■ PROMPT
Lines containing the word "中的二维码" are to be located and copied.

■ WORKING DATA
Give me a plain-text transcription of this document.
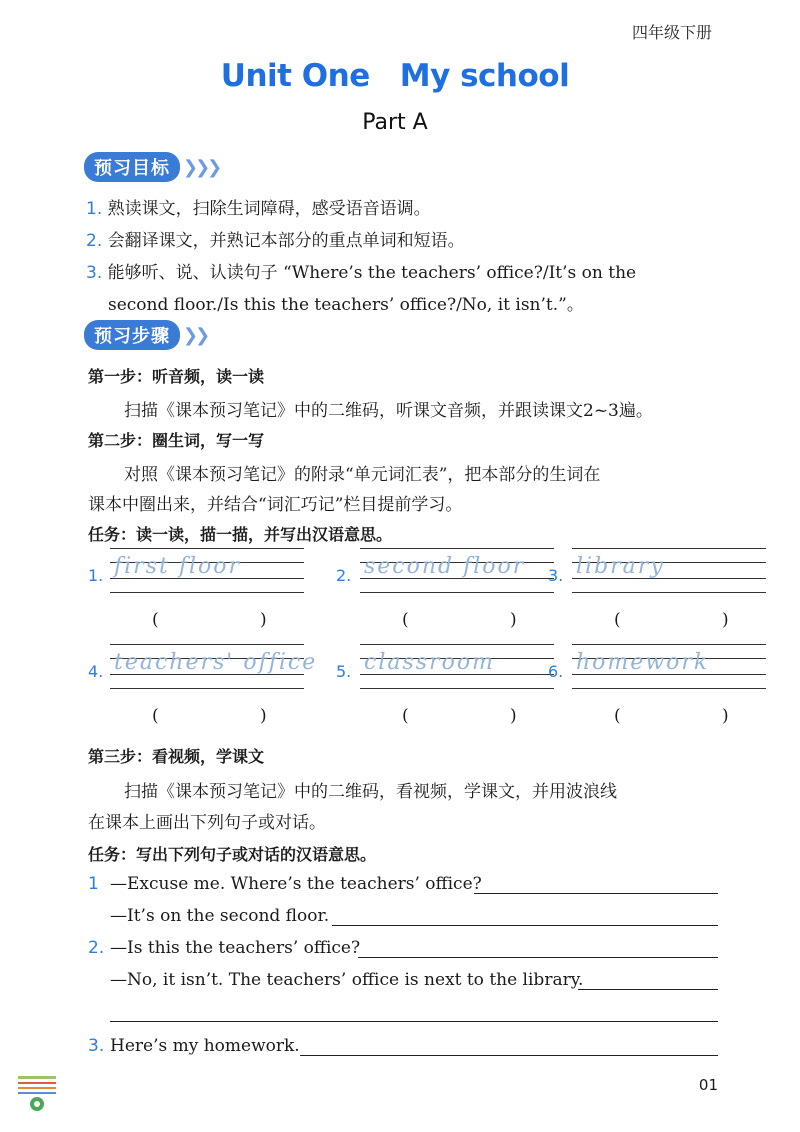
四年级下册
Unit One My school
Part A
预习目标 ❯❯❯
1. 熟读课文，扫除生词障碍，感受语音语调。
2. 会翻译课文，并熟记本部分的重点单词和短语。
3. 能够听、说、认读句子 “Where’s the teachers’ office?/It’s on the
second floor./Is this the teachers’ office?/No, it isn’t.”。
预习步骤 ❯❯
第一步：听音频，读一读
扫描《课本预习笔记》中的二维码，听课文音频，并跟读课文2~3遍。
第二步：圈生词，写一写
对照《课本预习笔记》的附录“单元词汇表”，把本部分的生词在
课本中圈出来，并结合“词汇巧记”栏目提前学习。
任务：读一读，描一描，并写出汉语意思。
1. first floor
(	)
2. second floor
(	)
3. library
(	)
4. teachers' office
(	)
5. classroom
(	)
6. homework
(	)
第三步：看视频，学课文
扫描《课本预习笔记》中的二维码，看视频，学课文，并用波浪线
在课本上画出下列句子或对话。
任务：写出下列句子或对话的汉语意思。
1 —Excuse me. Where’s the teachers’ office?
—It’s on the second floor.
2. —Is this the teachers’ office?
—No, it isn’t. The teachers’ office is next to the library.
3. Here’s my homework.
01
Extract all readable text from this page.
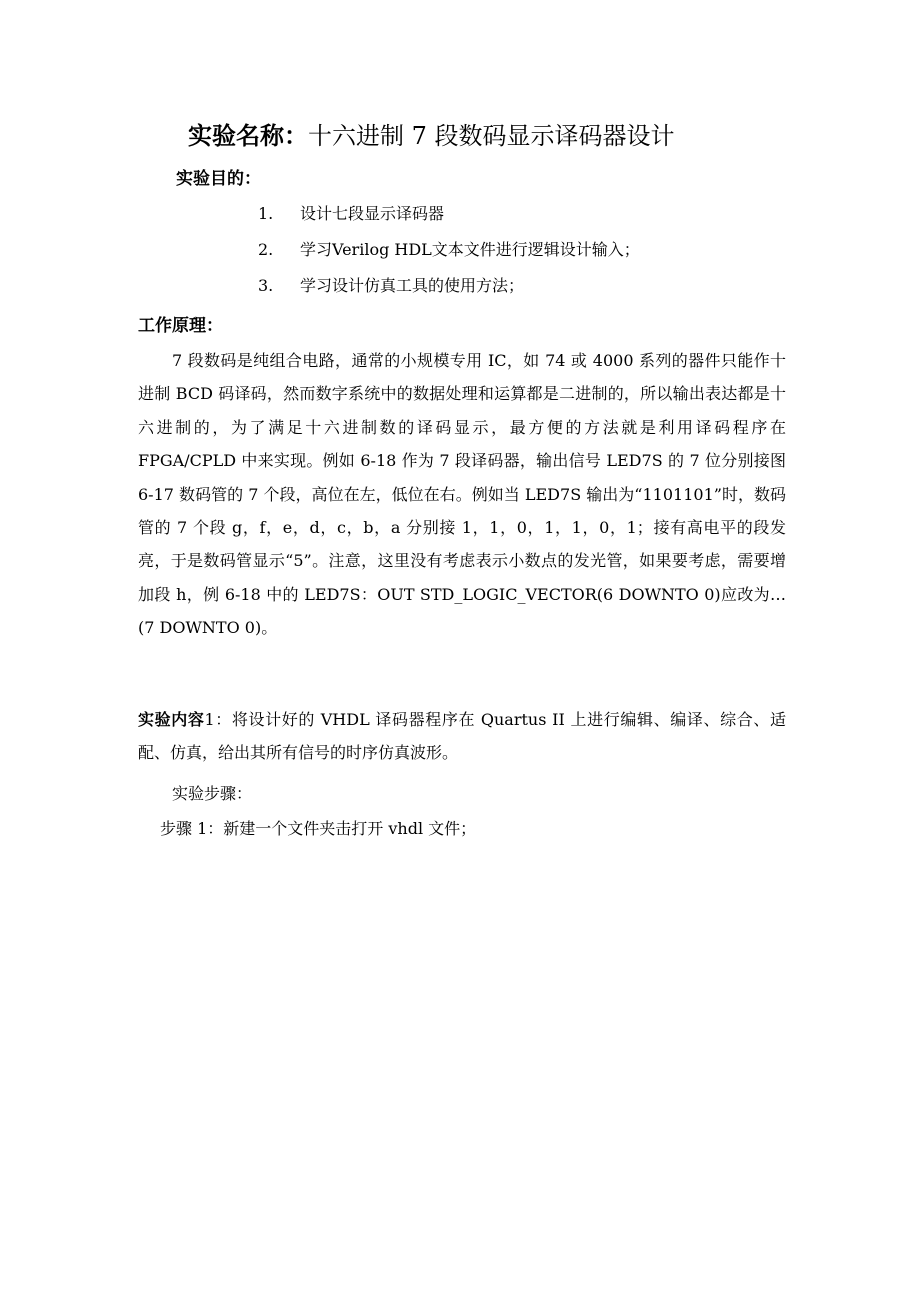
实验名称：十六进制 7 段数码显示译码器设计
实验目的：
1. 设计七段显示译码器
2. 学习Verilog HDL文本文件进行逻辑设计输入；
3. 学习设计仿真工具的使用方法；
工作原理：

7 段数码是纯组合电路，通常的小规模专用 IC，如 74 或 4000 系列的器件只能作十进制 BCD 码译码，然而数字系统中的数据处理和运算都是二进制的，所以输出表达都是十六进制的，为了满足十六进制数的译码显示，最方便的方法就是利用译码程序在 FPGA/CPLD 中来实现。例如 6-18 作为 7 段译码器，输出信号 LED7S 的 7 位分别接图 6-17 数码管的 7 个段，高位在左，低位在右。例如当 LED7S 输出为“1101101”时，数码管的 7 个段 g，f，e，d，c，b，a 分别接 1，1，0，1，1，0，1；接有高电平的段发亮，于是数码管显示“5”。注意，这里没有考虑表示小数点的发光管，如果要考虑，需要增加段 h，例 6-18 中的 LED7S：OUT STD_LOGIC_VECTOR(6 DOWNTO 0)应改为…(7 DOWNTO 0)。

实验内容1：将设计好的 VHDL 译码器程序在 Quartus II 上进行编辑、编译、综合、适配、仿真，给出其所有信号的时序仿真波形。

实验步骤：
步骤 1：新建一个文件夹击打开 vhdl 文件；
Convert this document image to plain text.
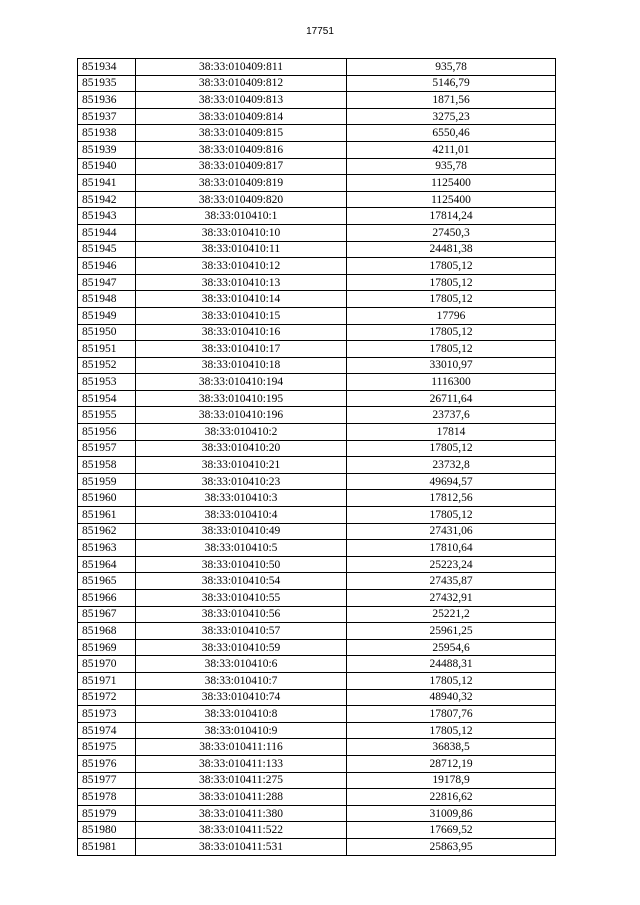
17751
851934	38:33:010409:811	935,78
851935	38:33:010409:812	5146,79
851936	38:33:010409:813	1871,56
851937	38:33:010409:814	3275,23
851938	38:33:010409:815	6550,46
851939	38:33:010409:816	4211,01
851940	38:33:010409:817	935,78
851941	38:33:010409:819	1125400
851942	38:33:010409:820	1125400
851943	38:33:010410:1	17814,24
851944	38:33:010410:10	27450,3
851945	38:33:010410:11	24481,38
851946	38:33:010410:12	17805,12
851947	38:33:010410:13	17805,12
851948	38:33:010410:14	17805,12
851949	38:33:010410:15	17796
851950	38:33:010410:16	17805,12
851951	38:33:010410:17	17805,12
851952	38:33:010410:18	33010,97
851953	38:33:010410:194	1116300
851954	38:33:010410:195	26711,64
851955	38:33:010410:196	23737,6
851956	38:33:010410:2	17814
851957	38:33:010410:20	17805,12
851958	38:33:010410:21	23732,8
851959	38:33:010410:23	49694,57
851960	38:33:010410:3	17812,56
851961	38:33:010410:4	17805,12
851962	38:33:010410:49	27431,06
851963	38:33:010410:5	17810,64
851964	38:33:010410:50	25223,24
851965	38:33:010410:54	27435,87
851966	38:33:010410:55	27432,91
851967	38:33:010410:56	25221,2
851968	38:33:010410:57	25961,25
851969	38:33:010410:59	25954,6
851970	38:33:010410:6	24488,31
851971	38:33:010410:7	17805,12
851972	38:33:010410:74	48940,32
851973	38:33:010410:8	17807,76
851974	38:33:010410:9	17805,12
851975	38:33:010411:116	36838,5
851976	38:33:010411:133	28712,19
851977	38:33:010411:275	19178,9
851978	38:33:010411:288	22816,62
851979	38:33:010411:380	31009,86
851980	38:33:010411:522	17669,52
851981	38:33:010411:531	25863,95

==

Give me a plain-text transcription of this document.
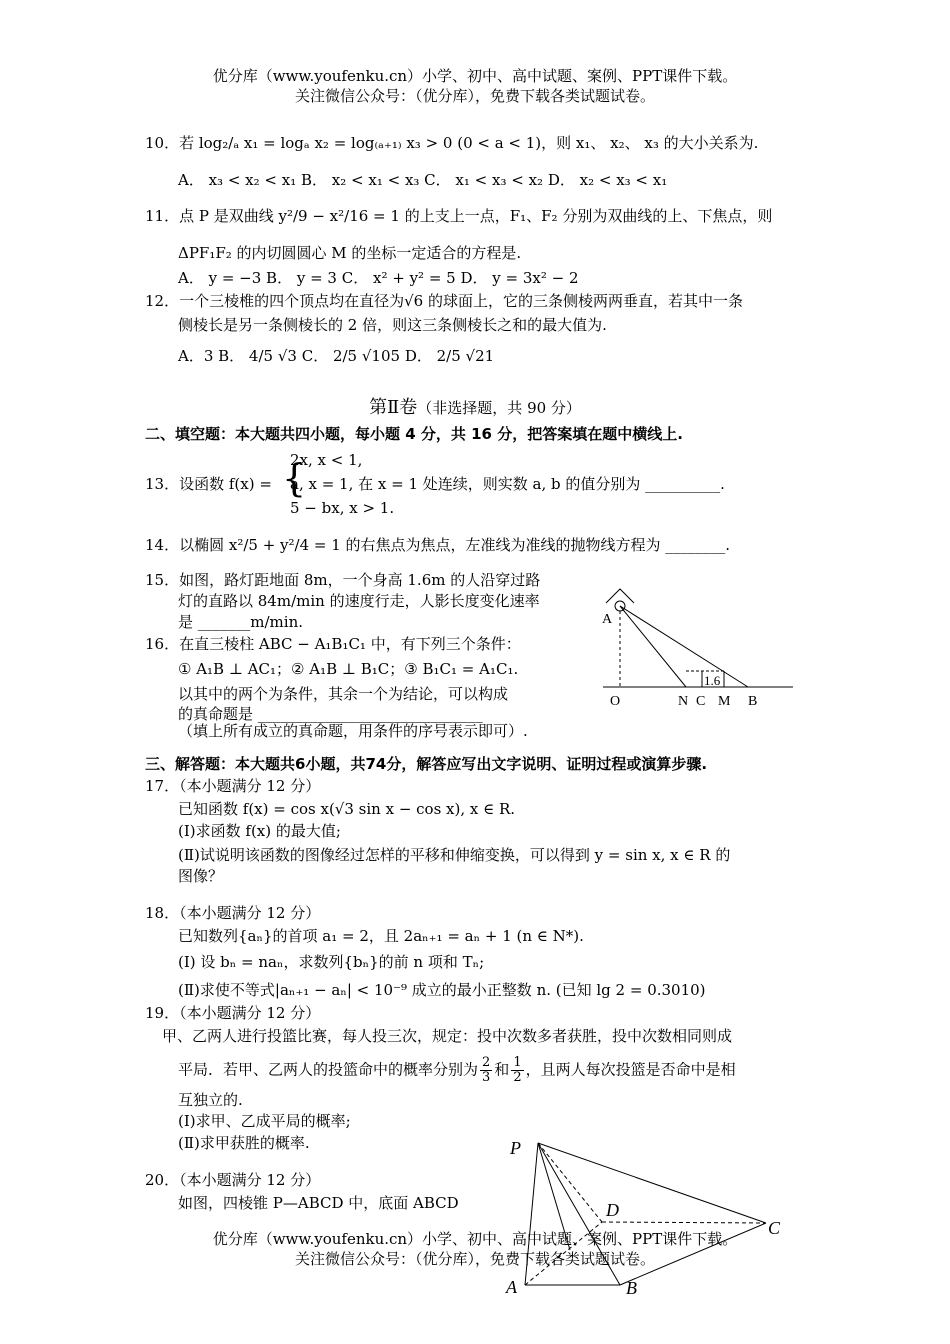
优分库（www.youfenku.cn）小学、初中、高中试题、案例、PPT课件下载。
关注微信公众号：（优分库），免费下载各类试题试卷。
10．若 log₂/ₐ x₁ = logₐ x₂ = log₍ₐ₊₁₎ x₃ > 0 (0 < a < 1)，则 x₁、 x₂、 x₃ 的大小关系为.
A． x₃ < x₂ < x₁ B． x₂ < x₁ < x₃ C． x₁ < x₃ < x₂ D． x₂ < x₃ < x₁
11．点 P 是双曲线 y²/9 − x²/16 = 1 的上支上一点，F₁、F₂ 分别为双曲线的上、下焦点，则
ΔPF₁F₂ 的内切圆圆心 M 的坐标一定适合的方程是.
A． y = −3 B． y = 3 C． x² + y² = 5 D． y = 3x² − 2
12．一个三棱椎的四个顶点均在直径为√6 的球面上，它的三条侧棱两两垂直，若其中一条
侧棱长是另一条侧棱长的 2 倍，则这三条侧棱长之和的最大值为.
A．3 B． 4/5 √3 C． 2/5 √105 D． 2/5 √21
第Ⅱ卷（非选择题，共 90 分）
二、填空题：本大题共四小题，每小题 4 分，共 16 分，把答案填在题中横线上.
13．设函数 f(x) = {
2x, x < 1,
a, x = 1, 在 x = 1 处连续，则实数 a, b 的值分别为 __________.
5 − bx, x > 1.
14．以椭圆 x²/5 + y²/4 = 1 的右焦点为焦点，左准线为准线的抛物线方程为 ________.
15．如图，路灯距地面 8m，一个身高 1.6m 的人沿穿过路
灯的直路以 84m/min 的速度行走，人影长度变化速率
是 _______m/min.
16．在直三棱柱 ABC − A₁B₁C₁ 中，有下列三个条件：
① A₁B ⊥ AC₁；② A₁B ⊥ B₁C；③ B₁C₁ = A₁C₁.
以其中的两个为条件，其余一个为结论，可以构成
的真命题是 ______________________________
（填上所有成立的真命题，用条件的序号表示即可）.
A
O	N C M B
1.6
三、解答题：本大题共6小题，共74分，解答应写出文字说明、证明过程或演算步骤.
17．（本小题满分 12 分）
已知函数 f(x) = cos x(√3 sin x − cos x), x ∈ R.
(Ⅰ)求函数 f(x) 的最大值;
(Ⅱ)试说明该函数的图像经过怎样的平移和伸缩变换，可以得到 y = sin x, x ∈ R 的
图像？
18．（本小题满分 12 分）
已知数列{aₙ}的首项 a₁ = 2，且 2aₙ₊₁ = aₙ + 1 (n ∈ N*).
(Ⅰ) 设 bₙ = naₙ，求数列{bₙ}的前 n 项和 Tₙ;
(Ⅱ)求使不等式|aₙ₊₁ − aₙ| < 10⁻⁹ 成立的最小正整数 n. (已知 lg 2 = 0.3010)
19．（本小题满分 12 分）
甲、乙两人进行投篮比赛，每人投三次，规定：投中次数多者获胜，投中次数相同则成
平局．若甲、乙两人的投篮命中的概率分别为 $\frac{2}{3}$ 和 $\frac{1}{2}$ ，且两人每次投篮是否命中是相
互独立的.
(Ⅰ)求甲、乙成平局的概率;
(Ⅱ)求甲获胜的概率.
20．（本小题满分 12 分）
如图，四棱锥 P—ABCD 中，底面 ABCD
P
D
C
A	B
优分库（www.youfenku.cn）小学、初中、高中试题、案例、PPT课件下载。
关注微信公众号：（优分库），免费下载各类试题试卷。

■ COMPLETE RESPONSE
扫描《课本预习笔记》中的二维码，听课文音频，并跟读课文2~3遍。
扫描《课本预习笔记》中的二维码，看视频，学课文，并用波浪线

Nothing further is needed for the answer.